◆ Requirements
Transcribe each line of the records below exactly, excluding any embedded images.

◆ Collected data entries
▬▬▬
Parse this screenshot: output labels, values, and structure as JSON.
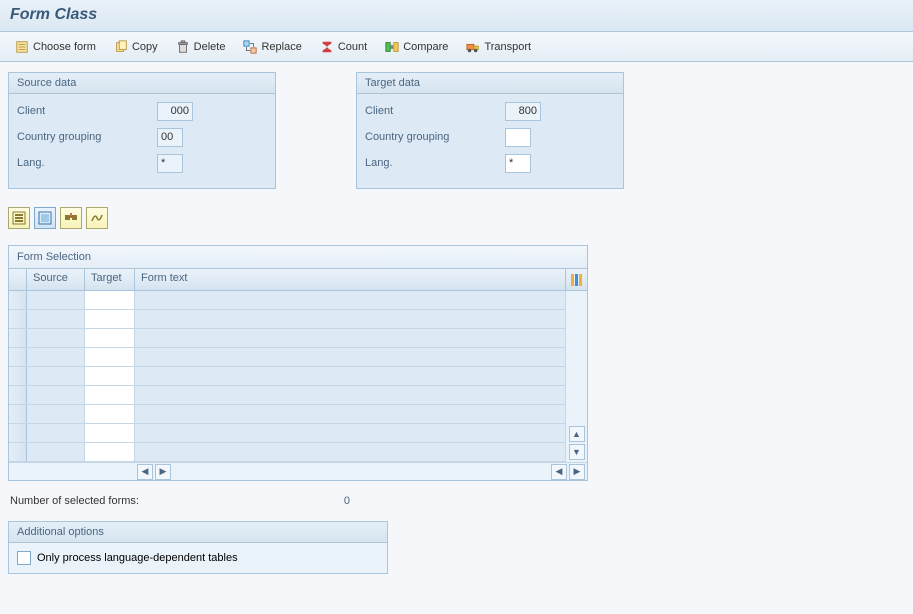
{
  "title": "Form Class",
  "toolbar": {
    "choose_form": "Choose form",
    "copy": "Copy",
    "delete": "Delete",
    "replace": "Replace",
    "count": "Count",
    "compare": "Compare",
    "transport": "Transport"
  },
  "panels": {
    "source": {
      "title": "Source data",
      "client_label": "Client",
      "client_value": "000",
      "country_label": "Country grouping",
      "country_value": "00",
      "lang_label": "Lang.",
      "lang_value": "*"
    },
    "target": {
      "title": "Target data",
      "client_label": "Client",
      "client_value": "800",
      "country_label": "Country grouping",
      "country_value": "",
      "lang_label": "Lang.",
      "lang_value": "*"
    }
  },
  "form_selection": {
    "title": "Form Selection",
    "col_source": "Source",
    "col_target": "Target",
    "col_formtext": "Form text"
  },
  "selected_forms": {
    "label": "Number of selected forms:",
    "value": "0"
  },
  "options": {
    "title": "Additional options",
    "checkbox_label": "Only process language-dependent tables"
  }
}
▬▬▬
◆ Expected output
Parse this screenshot: output labels, values, and structure as JSON.
{
  "title": "Form Class",
  "toolbar": {
    "choose_form": "Choose form",
    "copy": "Copy",
    "delete": "Delete",
    "replace": "Replace",
    "count": "Count",
    "compare": "Compare",
    "transport": "Transport"
  },
  "panels": {
    "source": {
      "title": "Source data",
      "client_label": "Client",
      "client_value": "000",
      "country_label": "Country grouping",
      "country_value": "00",
      "lang_label": "Lang.",
      "lang_value": "*"
    },
    "target": {
      "title": "Target data",
      "client_label": "Client",
      "client_value": "800",
      "country_label": "Country grouping",
      "country_value": "",
      "lang_label": "Lang.",
      "lang_value": "*"
    }
  },
  "form_selection": {
    "title": "Form Selection",
    "col_source": "Source",
    "col_target": "Target",
    "col_formtext": "Form text"
  },
  "selected_forms": {
    "label": "Number of selected forms:",
    "value": "0"
  },
  "options": {
    "title": "Additional options",
    "checkbox_label": "Only process language-dependent tables"
  }
}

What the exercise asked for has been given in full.